:: Short task ::
What follows is a set of entries. Give them again exactly, without the pictures.

:: Material for this task ::
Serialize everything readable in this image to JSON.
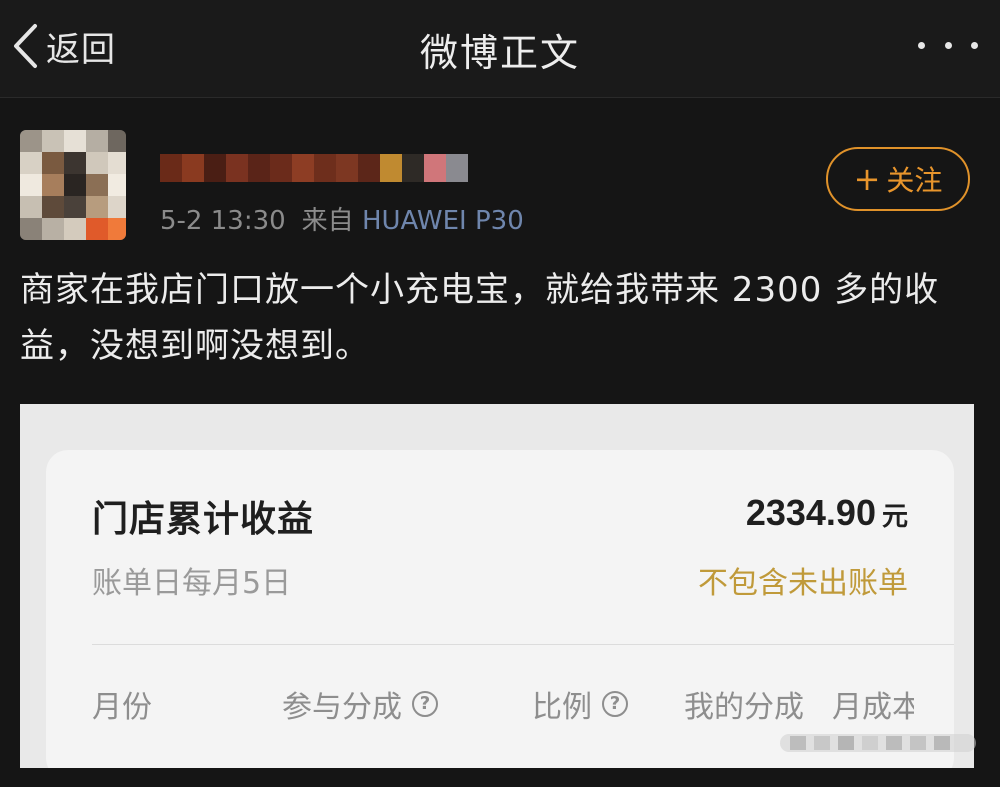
{
  "navbar": {
    "back_label": "返回",
    "title": "微博正文"
  },
  "post": {
    "timestamp": "5-2 13:30",
    "source_prefix": "来自",
    "device": "HUAWEI P30",
    "follow_label": "关注",
    "text": "商家在我店门口放一个小充电宝，就给我带来 2300 多的收益，没想到啊没想到。"
  },
  "embed": {
    "title": "门店累计收益",
    "amount": "2334.90",
    "unit": "元",
    "billing_day": "账单日每月5日",
    "note": "不包含未出账单",
    "columns": {
      "month": "月份",
      "share": "参与分成",
      "ratio": "比例",
      "my_share": "我的分成",
      "monthly": "月成本"
    }
  },
  "colors": {
    "accent_orange": "#e8952c",
    "device_link": "#6f86ad",
    "note_gold": "#c09a3a"
  },
  "icons": [
    "chevron-left-icon",
    "more-dots-icon",
    "plus-icon",
    "question-circle-icon"
  ]
}
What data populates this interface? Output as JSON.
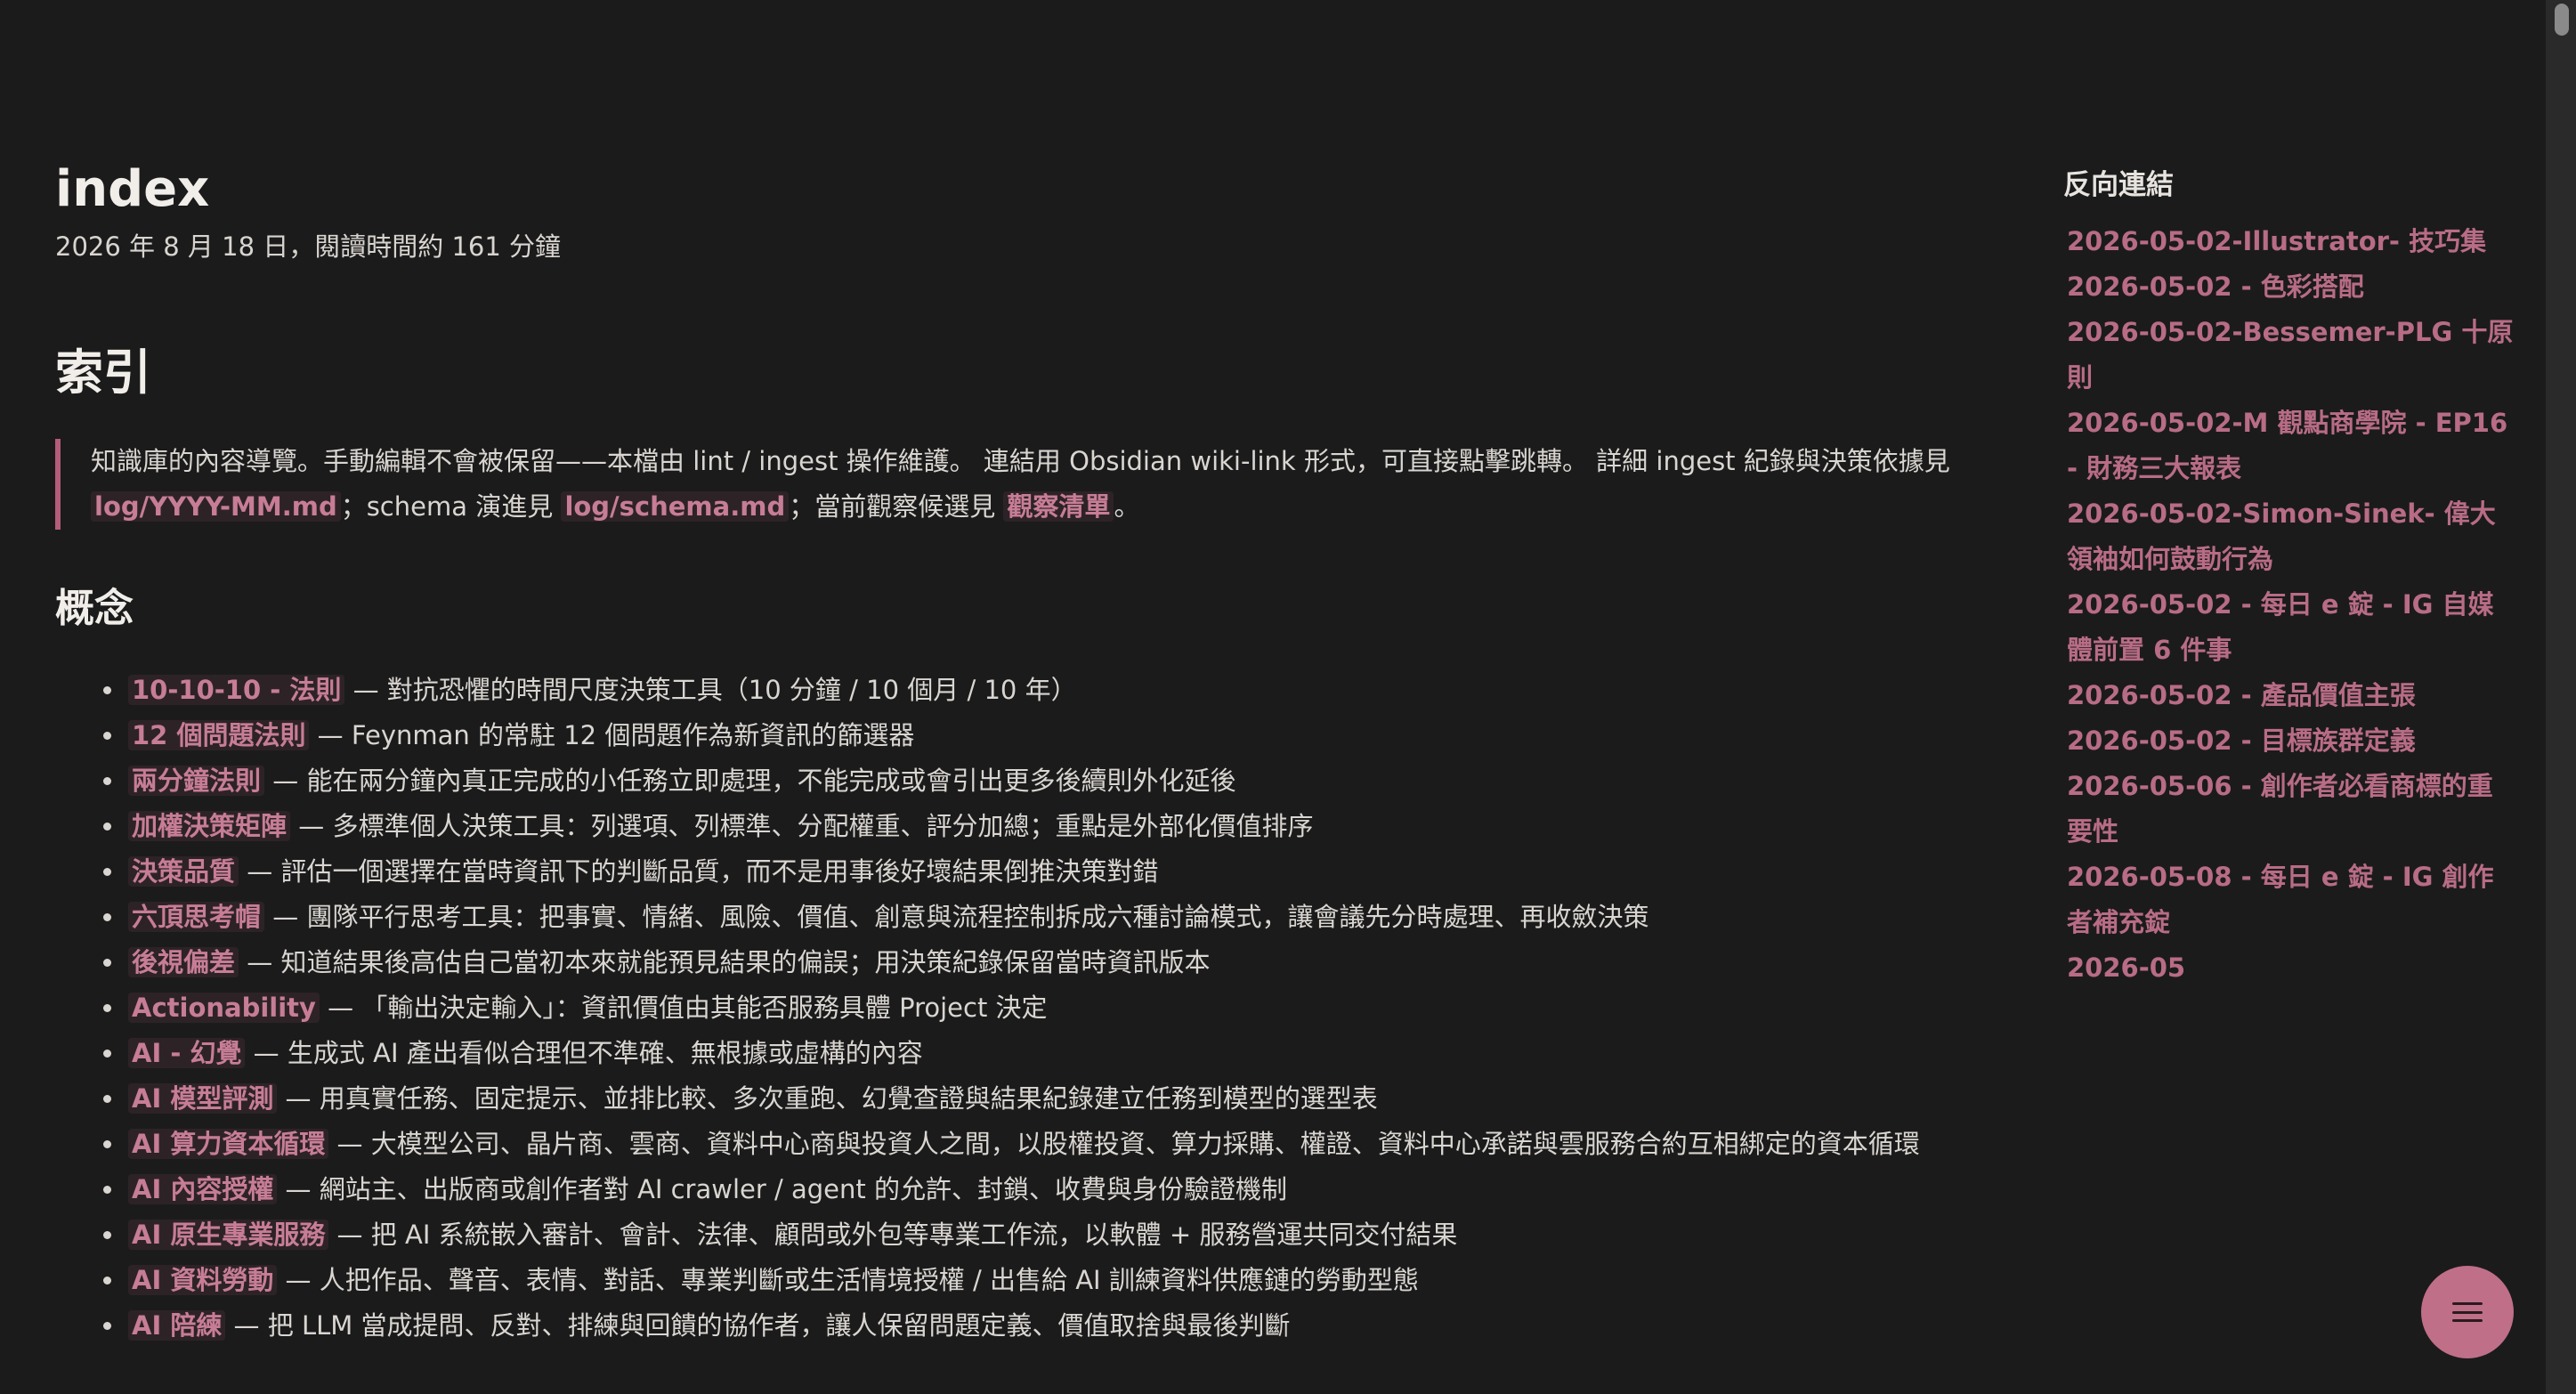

:: Finished exercise ::
Serialize everything readable in this image to JSON.
{
  "navbar": {
    "back_label": "返回",
    "title": "微博正文"
  },
  "post": {
    "timestamp": "5-2 13:30",
    "source_prefix": "来自",
    "device": "HUAWEI P30",
    "follow_label": "关注",
    "text": "商家在我店门口放一个小充电宝，就给我带来 2300 多的收益，没想到啊没想到。"
  },
  "embed": {
    "title": "门店累计收益",
    "amount": "2334.90",
    "unit": "元",
    "billing_day": "账单日每月5日",
    "note": "不包含未出账单",
    "columns": {
      "month": "月份",
      "share": "参与分成",
      "ratio": "比例",
      "my_share": "我的分成",
      "monthly": "月成本"
    }
  },
  "colors": {
    "accent_orange": "#e8952c",
    "device_link": "#6f86ad",
    "note_gold": "#c09a3a"
  },
  "icons": [
    "chevron-left-icon",
    "more-dots-icon",
    "plus-icon",
    "question-circle-icon"
  ]
}
What data populates this interface? Output as JSON.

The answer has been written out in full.